== YOUR OBJECTIVE ==
Reproduce the records below in full and without edits, omitting images.
━━ RECORDS FOR PROCESSING ━━
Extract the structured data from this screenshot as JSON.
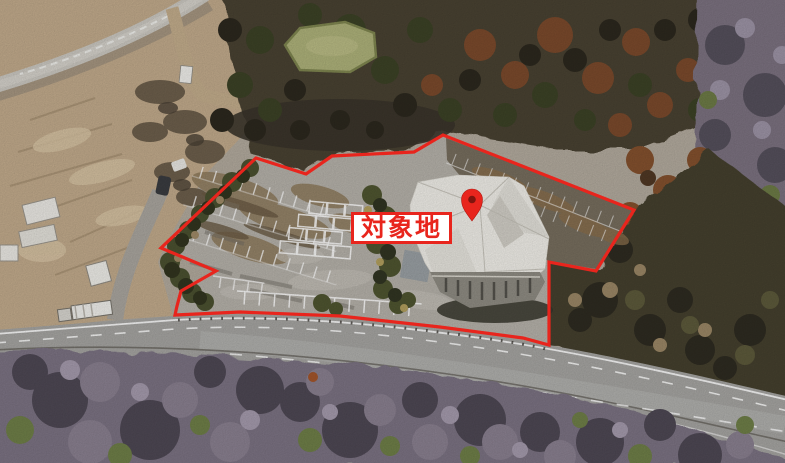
{
  "annotation": {
    "label": "対象地",
    "accent_color": "#e8251d",
    "pin_inner_color": "#7f150e",
    "boundary_points": "256,158 306,174 332,156 414,152 443,135 634,210 596,271 549,262 549,345 523,338 440,327 340,316 240,312 175,315 177,306 181,291 216,271 161,248",
    "marker_transform": "translate(472,221)"
  }
}
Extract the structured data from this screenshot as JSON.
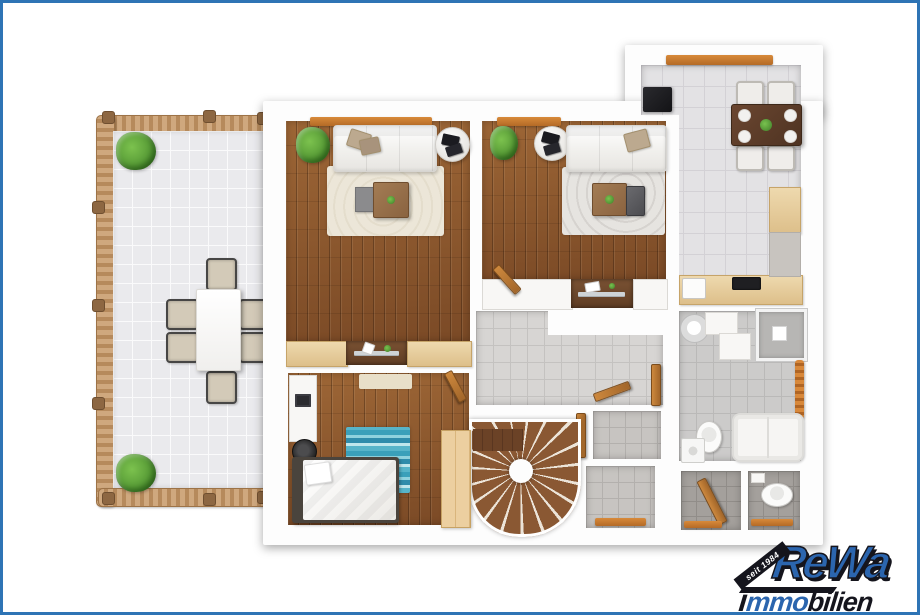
{
  "logo": {
    "badge": "seit 1984",
    "brand": "ReWa",
    "sub_i": "i",
    "sub_blue": "mmo",
    "sub_dark": "bilien"
  },
  "palette": {
    "frame_blue": "#2e74b5",
    "logo_blue": "#2b65ae",
    "logo_ink": "#15151d",
    "wood_base": "#8a5630",
    "terrace_tile": "#eaeaed",
    "kitchen_tile": "#e3e2e4",
    "hall_tile": "#d7d5d3",
    "bath_tile": "#cccbca",
    "dark_tile": "#a4a09c",
    "counter_wood": "#eed9ae",
    "dining_wood": "#4e3322",
    "accent_orange": "#b46a26",
    "rail_wood": "#c29a6e",
    "plant_green": "#4c8f2f",
    "rug_cream": "#e4ddcc",
    "rug_teal": "#57b4c9"
  },
  "floor_plan": {
    "type": "3d-top-down-floor-plan",
    "rooms": [
      {
        "name": "terrace",
        "floor": "light-tile",
        "items": [
          "wood-railing",
          "plant",
          "plant",
          "outdoor-dining-table",
          "six-outdoor-chairs"
        ]
      },
      {
        "name": "living-room-left",
        "floor": "hardwood",
        "items": [
          "window-sill",
          "plant",
          "sofa",
          "throw-pillows",
          "round-side-table",
          "magazines",
          "cream-rug",
          "coffee-table",
          "gray-side-table",
          "sideboards",
          "glass-console-niche"
        ]
      },
      {
        "name": "living-room-right",
        "floor": "hardwood",
        "items": [
          "window-sill",
          "plant",
          "round-side-table",
          "magazines",
          "sofa",
          "throw-pillow",
          "gray-rug",
          "coffee-table",
          "dark-chair",
          "counters",
          "glass-desk-niche",
          "open-door"
        ]
      },
      {
        "name": "kitchen-dining",
        "floor": "light-tile",
        "items": [
          "window-sill",
          "refrigerator",
          "dining-table",
          "four-chairs",
          "plates",
          "centerpiece-plant",
          "l-shaped-counter",
          "cooktop",
          "sink",
          "tall-cabinet"
        ]
      },
      {
        "name": "bedroom",
        "floor": "hardwood",
        "items": [
          "desk",
          "laptop",
          "stool",
          "single-bed",
          "pillow",
          "teal-rug",
          "beige-rug",
          "wardrobe",
          "open-door"
        ]
      },
      {
        "name": "hallway",
        "floor": "gray-tile",
        "items": [
          "spiral-staircase",
          "stair-landing",
          "open-doors",
          "storage-niches",
          "thresholds"
        ]
      },
      {
        "name": "bathroom",
        "floor": "gray-tile",
        "items": [
          "round-washbasin",
          "vanity",
          "shower",
          "towel-radiator",
          "toilet",
          "bathtub",
          "washing-machine"
        ]
      },
      {
        "name": "storage-room",
        "floor": "dark-tile",
        "items": [
          "open-door",
          "threshold"
        ]
      },
      {
        "name": "wc",
        "floor": "dark-tile",
        "items": [
          "cistern",
          "toilet",
          "threshold"
        ]
      }
    ]
  }
}
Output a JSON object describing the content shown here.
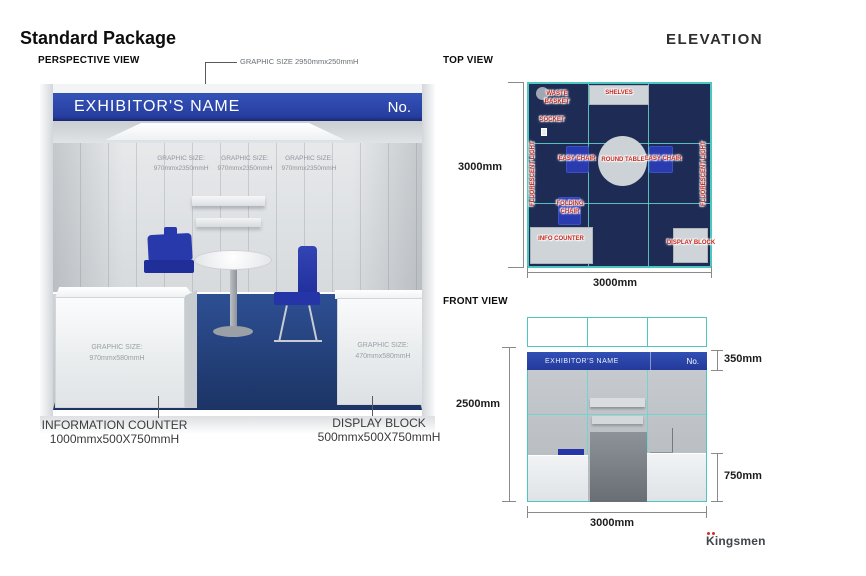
{
  "page": {
    "title": "Standard Package",
    "elevation_label": "ELEVATION",
    "brand": "Kingsmen"
  },
  "colors": {
    "fascia_blue": "#2a43a7",
    "plan_navy": "#1e2c55",
    "teal": "#4ec6c0",
    "label_red": "#c5261d",
    "carpet_blue": "#24407c",
    "chair_blue": "#2a3bb0"
  },
  "perspective": {
    "section_label": "PERSPECTIVE VIEW",
    "header_graphic_callout": "GRAPHIC SIZE 2950mmx250mmH",
    "fascia": {
      "exhibitor_name": "EXHIBITOR'S NAME",
      "number_label": "No."
    },
    "wall_graphics": [
      {
        "line1": "GRAPHIC SIZE:",
        "line2": "970mmx2350mmH"
      },
      {
        "line1": "GRAPHIC SIZE:",
        "line2": "970mmx2350mmH"
      },
      {
        "line1": "GRAPHIC SIZE:",
        "line2": "970mmx2350mmH"
      }
    ],
    "counter_graphic": {
      "line1": "GRAPHIC SIZE:",
      "line2": "970mmx580mmH"
    },
    "display_graphic": {
      "line1": "GRAPHIC SIZE:",
      "line2": "470mmx580mmH"
    },
    "info_counter_callout": {
      "line1": "INFORMATION COUNTER",
      "line2": "1000mmx500X750mmH"
    },
    "display_block_callout": {
      "line1": "DISPLAY BLOCK",
      "line2": "500mmx500X750mmH"
    }
  },
  "top_view": {
    "section_label": "TOP VIEW",
    "dim_left": "3000mm",
    "dim_bottom": "3000mm",
    "labels": {
      "waste_basket": "WASTE BASKET",
      "socket": "SOCKET",
      "shelves": "SHELVES",
      "easy_chair_left": "EASY CHAIR",
      "easy_chair_right": "EASY CHAIR",
      "round_table": "ROUND TABLE",
      "folding_chair": "FOLDING CHAIR",
      "info_counter": "INFO COUNTER",
      "display_block": "DISPLAY BLOCK",
      "fluorescent_left": "FLUORESCENT LIGHT",
      "fluorescent_right": "FLUORESCENT LIGHT"
    }
  },
  "front_view": {
    "section_label": "FRONT VIEW",
    "fascia": {
      "exhibitor_name": "EXHIBITOR'S NAME",
      "number_label": "No."
    },
    "dim_height": "2500mm",
    "dim_fascia_height": "350mm",
    "dim_counter_height": "750mm",
    "dim_width": "3000mm"
  }
}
━━━
== RESPONSE BELOW ==
Extract the structured data from this screenshot as JSON.
{
  "annotation": {
    "label": "対象地",
    "accent_color": "#e8251d",
    "pin_inner_color": "#7f150e",
    "boundary_points": "256,158 306,174 332,156 414,152 443,135 634,210 596,271 549,262 549,345 523,338 440,327 340,316 240,312 175,315 177,306 181,291 216,271 161,248",
    "marker_transform": "translate(472,221)"
  }
}
Extract the structured data from this screenshot as JSON.
{
  "logo": {
    "badge": "seit 1984",
    "brand": "ReWa",
    "sub_i": "i",
    "sub_blue": "mmo",
    "sub_dark": "bilien"
  },
  "palette": {
    "frame_blue": "#2e74b5",
    "logo_blue": "#2b65ae",
    "logo_ink": "#15151d",
    "wood_base": "#8a5630",
    "terrace_tile": "#eaeaed",
    "kitchen_tile": "#e3e2e4",
    "hall_tile": "#d7d5d3",
    "bath_tile": "#cccbca",
    "dark_tile": "#a4a09c",
    "counter_wood": "#eed9ae",
    "dining_wood": "#4e3322",
    "accent_orange": "#b46a26",
    "rail_wood": "#c29a6e",
    "plant_green": "#4c8f2f",
    "rug_cream": "#e4ddcc",
    "rug_teal": "#57b4c9"
  },
  "floor_plan": {
    "type": "3d-top-down-floor-plan",
    "rooms": [
      {
        "name": "terrace",
        "floor": "light-tile",
        "items": [
          "wood-railing",
          "plant",
          "plant",
          "outdoor-dining-table",
          "six-outdoor-chairs"
        ]
      },
      {
        "name": "living-room-left",
        "floor": "hardwood",
        "items": [
          "window-sill",
          "plant",
          "sofa",
          "throw-pillows",
          "round-side-table",
          "magazines",
          "cream-rug",
          "coffee-table",
          "gray-side-table",
          "sideboards",
          "glass-console-niche"
        ]
      },
      {
        "name": "living-room-right",
        "floor": "hardwood",
        "items": [
          "window-sill",
          "plant",
          "round-side-table",
          "magazines",
          "sofa",
          "throw-pillow",
          "gray-rug",
          "coffee-table",
          "dark-chair",
          "counters",
          "glass-desk-niche",
          "open-door"
        ]
      },
      {
        "name": "kitchen-dining",
        "floor": "light-tile",
        "items": [
          "window-sill",
          "refrigerator",
          "dining-table",
          "four-chairs",
          "plates",
          "centerpiece-plant",
          "l-shaped-counter",
          "cooktop",
          "sink",
          "tall-cabinet"
        ]
      },
      {
        "name": "bedroom",
        "floor": "hardwood",
        "items": [
          "desk",
          "laptop",
          "stool",
          "single-bed",
          "pillow",
          "teal-rug",
          "beige-rug",
          "wardrobe",
          "open-door"
        ]
      },
      {
        "name": "hallway",
        "floor": "gray-tile",
        "items": [
          "spiral-staircase",
          "stair-landing",
          "open-doors",
          "storage-niches",
          "thresholds"
        ]
      },
      {
        "name": "bathroom",
        "floor": "gray-tile",
        "items": [
          "round-washbasin",
          "vanity",
          "shower",
          "towel-radiator",
          "toilet",
          "bathtub",
          "washing-machine"
        ]
      },
      {
        "name": "storage-room",
        "floor": "dark-tile",
        "items": [
          "open-door",
          "threshold"
        ]
      },
      {
        "name": "wc",
        "floor": "dark-tile",
        "items": [
          "cistern",
          "toilet",
          "threshold"
        ]
      }
    ]
  }
}
Output a JSON object describing the content shown here.
{
  "page": {
    "title": "Standard Package",
    "elevation_label": "ELEVATION",
    "brand": "Kingsmen"
  },
  "colors": {
    "fascia_blue": "#2a43a7",
    "plan_navy": "#1e2c55",
    "teal": "#4ec6c0",
    "label_red": "#c5261d",
    "carpet_blue": "#24407c",
    "chair_blue": "#2a3bb0"
  },
  "perspective": {
    "section_label": "PERSPECTIVE VIEW",
    "header_graphic_callout": "GRAPHIC SIZE 2950mmx250mmH",
    "fascia": {
      "exhibitor_name": "EXHIBITOR'S NAME",
      "number_label": "No."
    },
    "wall_graphics": [
      {
        "line1": "GRAPHIC SIZE:",
        "line2": "970mmx2350mmH"
      },
      {
        "line1": "GRAPHIC SIZE:",
        "line2": "970mmx2350mmH"
      },
      {
        "line1": "GRAPHIC SIZE:",
        "line2": "970mmx2350mmH"
      }
    ],
    "counter_graphic": {
      "line1": "GRAPHIC SIZE:",
      "line2": "970mmx580mmH"
    },
    "display_graphic": {
      "line1": "GRAPHIC SIZE:",
      "line2": "470mmx580mmH"
    },
    "info_counter_callout": {
      "line1": "INFORMATION COUNTER",
      "line2": "1000mmx500X750mmH"
    },
    "display_block_callout": {
      "line1": "DISPLAY BLOCK",
      "line2": "500mmx500X750mmH"
    }
  },
  "top_view": {
    "section_label": "TOP VIEW",
    "dim_left": "3000mm",
    "dim_bottom": "3000mm",
    "labels": {
      "waste_basket": "WASTE BASKET",
      "socket": "SOCKET",
      "shelves": "SHELVES",
      "easy_chair_left": "EASY CHAIR",
      "easy_chair_right": "EASY CHAIR",
      "round_table": "ROUND TABLE",
      "folding_chair": "FOLDING CHAIR",
      "info_counter": "INFO COUNTER",
      "display_block": "DISPLAY BLOCK",
      "fluorescent_left": "FLUORESCENT LIGHT",
      "fluorescent_right": "FLUORESCENT LIGHT"
    }
  },
  "front_view": {
    "section_label": "FRONT VIEW",
    "fascia": {
      "exhibitor_name": "EXHIBITOR'S NAME",
      "number_label": "No."
    },
    "dim_height": "2500mm",
    "dim_fascia_height": "350mm",
    "dim_counter_height": "750mm",
    "dim_width": "3000mm"
  }
}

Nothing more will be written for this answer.